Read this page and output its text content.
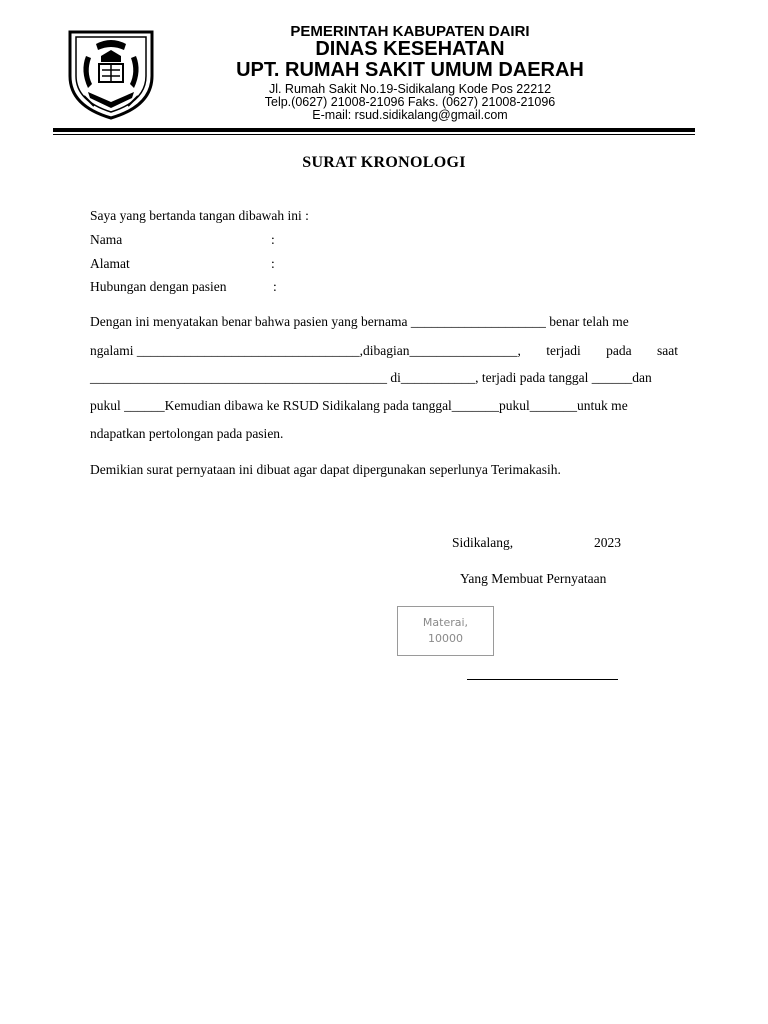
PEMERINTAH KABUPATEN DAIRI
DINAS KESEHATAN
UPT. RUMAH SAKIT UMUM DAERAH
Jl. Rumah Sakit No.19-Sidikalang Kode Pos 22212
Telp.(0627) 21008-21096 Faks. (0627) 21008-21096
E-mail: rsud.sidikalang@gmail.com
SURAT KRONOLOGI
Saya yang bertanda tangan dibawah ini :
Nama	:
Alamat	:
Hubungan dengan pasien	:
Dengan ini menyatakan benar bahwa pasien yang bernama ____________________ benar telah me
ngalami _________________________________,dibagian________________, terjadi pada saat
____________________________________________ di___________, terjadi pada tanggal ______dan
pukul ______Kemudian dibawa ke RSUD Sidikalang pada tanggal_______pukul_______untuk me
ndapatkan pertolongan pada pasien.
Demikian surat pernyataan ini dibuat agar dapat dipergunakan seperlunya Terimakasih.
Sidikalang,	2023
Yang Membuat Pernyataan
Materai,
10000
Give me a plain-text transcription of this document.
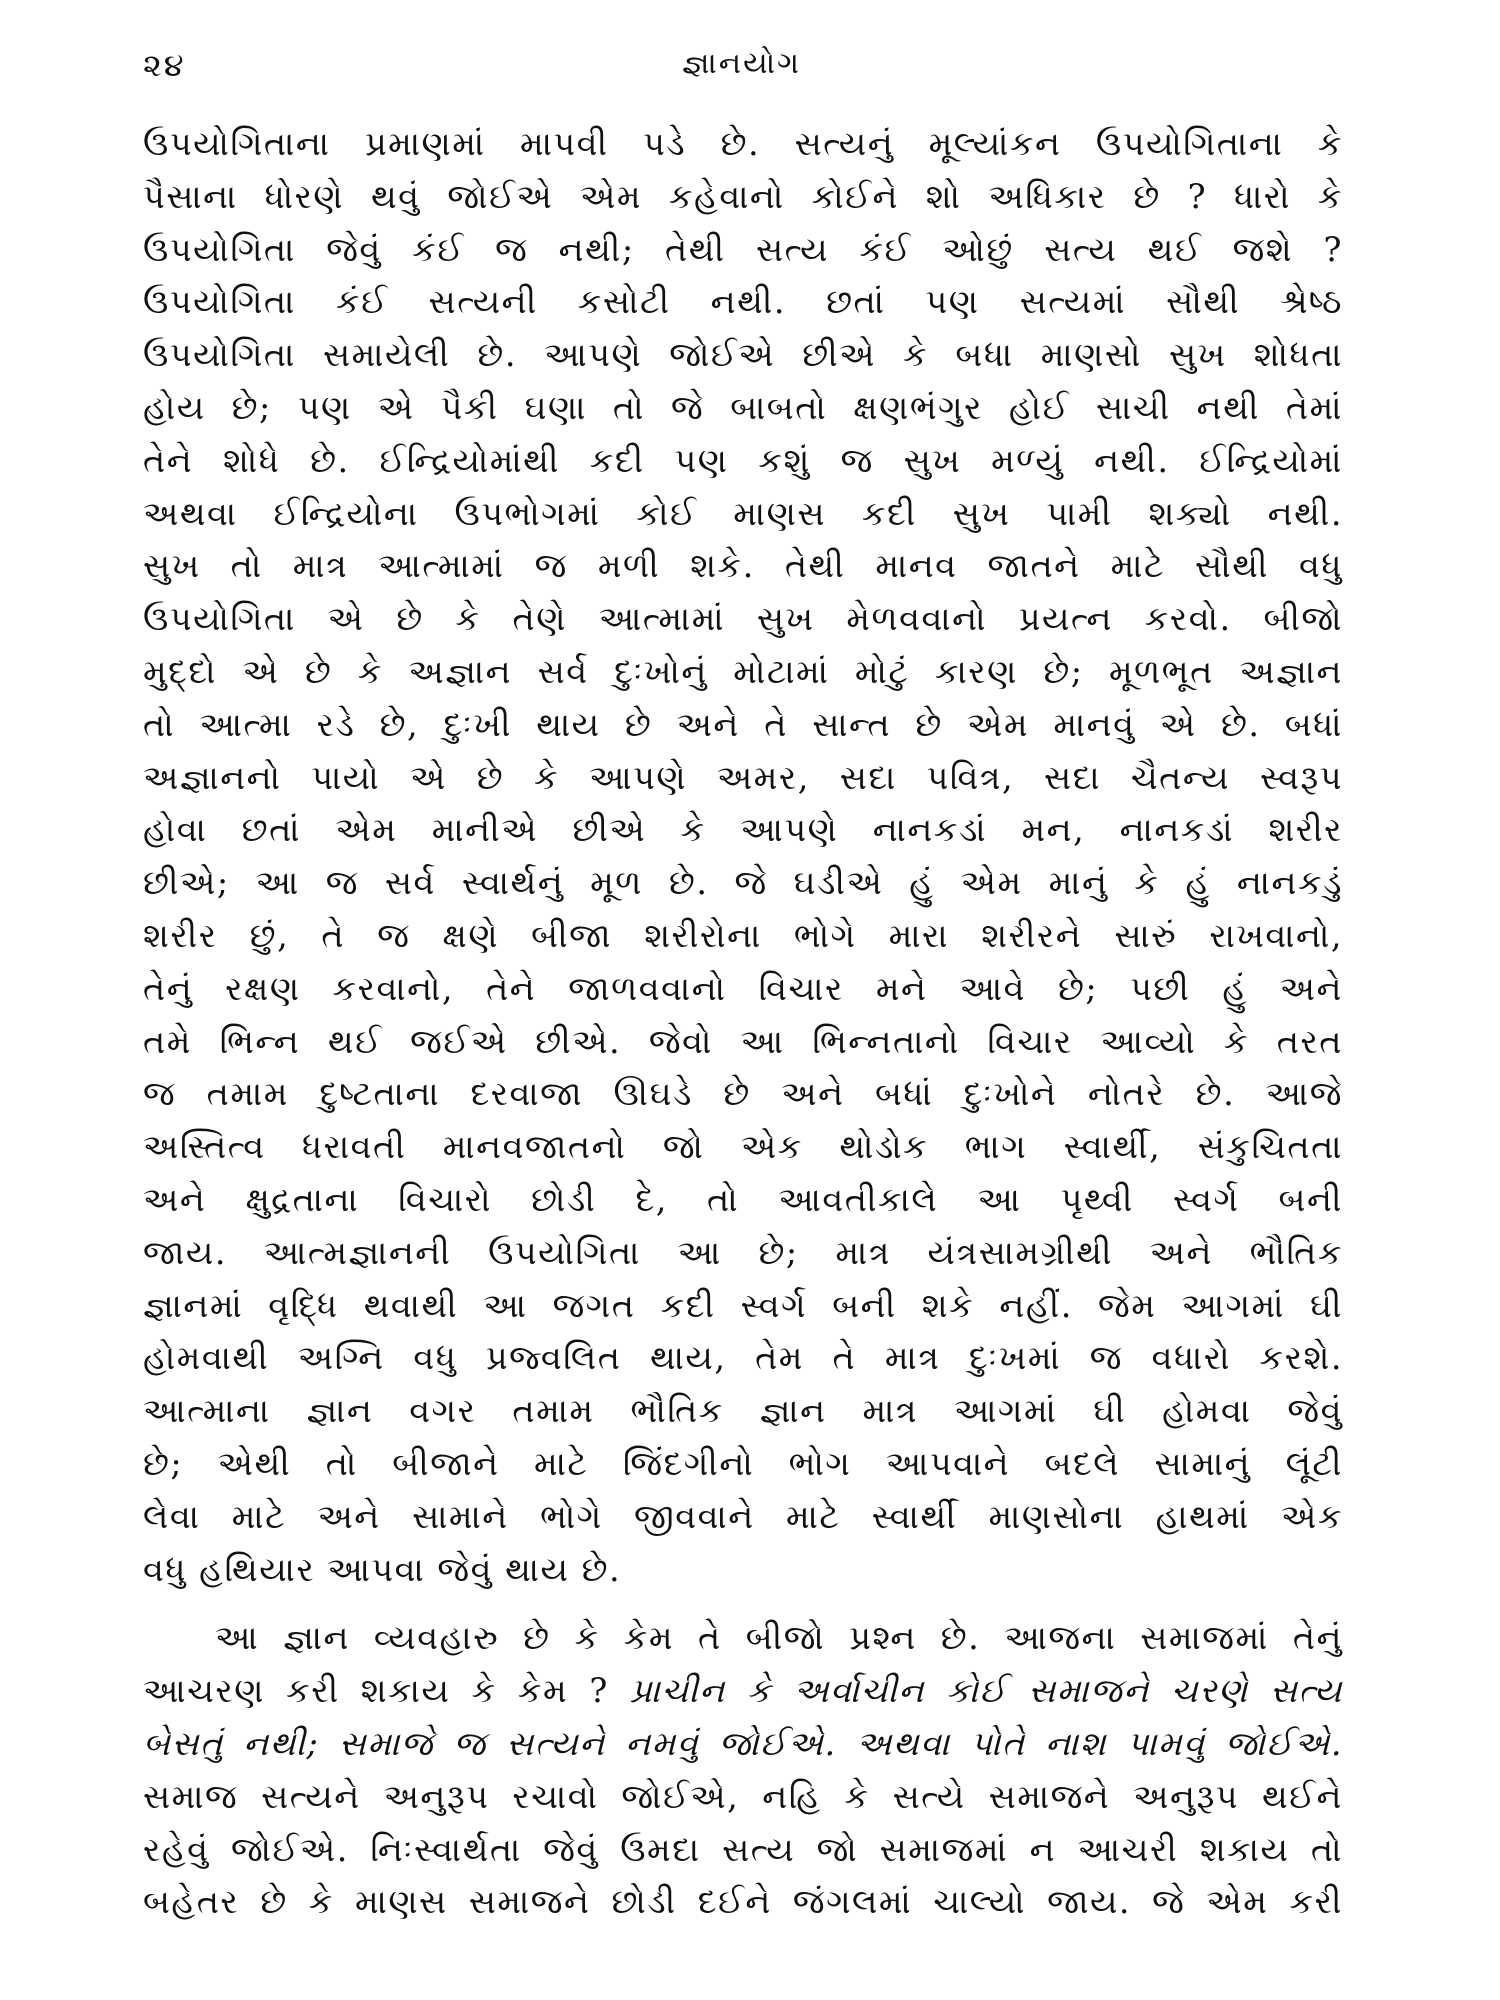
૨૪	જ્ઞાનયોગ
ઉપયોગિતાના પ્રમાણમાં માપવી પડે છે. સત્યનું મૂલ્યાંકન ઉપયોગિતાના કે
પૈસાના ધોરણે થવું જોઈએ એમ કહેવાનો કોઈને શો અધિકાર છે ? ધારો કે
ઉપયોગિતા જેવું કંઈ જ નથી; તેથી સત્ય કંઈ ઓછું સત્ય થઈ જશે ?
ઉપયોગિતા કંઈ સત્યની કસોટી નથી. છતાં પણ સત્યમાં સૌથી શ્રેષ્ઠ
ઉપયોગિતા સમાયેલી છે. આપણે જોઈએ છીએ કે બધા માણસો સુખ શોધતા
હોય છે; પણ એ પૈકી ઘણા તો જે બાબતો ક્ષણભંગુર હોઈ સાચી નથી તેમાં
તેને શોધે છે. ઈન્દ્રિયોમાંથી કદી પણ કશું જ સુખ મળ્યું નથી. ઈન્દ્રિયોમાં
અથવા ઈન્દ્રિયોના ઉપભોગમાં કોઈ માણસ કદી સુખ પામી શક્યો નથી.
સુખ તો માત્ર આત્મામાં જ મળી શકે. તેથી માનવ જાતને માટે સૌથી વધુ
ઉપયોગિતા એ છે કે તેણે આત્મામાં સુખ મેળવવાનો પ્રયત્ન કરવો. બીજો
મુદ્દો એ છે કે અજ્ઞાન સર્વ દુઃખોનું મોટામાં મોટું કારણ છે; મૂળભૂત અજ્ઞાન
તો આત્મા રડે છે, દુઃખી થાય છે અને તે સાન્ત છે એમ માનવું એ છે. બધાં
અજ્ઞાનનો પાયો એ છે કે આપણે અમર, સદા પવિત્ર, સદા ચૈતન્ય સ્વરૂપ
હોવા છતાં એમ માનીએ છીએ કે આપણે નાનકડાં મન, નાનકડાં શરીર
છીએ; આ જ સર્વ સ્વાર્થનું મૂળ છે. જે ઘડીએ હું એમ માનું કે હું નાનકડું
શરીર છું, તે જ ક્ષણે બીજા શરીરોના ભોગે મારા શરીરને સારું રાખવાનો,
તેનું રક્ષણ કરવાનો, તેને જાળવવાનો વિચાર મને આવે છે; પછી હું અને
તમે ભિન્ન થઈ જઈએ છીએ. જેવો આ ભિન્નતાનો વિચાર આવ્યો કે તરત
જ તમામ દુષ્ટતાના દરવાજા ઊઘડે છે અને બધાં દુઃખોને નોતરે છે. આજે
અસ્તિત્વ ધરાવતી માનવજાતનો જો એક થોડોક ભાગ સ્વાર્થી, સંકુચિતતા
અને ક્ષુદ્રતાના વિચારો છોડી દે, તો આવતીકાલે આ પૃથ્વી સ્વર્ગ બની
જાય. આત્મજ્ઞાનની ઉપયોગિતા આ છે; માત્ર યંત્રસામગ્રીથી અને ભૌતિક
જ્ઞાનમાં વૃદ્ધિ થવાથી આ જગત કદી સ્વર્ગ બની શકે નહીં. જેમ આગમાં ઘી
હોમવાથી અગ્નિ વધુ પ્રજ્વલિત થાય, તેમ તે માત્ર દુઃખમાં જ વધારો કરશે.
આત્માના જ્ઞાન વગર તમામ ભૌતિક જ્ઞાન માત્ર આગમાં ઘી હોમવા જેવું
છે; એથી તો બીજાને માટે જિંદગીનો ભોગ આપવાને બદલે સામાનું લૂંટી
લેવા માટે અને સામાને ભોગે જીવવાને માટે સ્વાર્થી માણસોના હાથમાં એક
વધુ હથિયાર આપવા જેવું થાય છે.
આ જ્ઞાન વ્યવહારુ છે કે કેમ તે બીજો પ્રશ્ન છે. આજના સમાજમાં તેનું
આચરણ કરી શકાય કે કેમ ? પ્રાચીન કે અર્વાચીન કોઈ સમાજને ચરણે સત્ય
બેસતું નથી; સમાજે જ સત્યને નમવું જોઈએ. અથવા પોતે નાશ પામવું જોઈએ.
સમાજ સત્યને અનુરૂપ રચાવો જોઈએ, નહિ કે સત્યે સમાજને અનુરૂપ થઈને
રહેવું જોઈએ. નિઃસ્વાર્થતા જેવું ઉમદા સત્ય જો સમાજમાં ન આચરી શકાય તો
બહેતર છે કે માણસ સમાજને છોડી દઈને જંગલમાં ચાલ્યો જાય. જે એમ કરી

_THE TASK:_ Make a list of all lines in the data that contain "pasien".

_EXERCISE RESULT:_
Hubungan dengan pasien	:
Dengan ini menyatakan benar bahwa pasien yang bernama ____________________ benar telah me
ndapatkan pertolongan pada pasien.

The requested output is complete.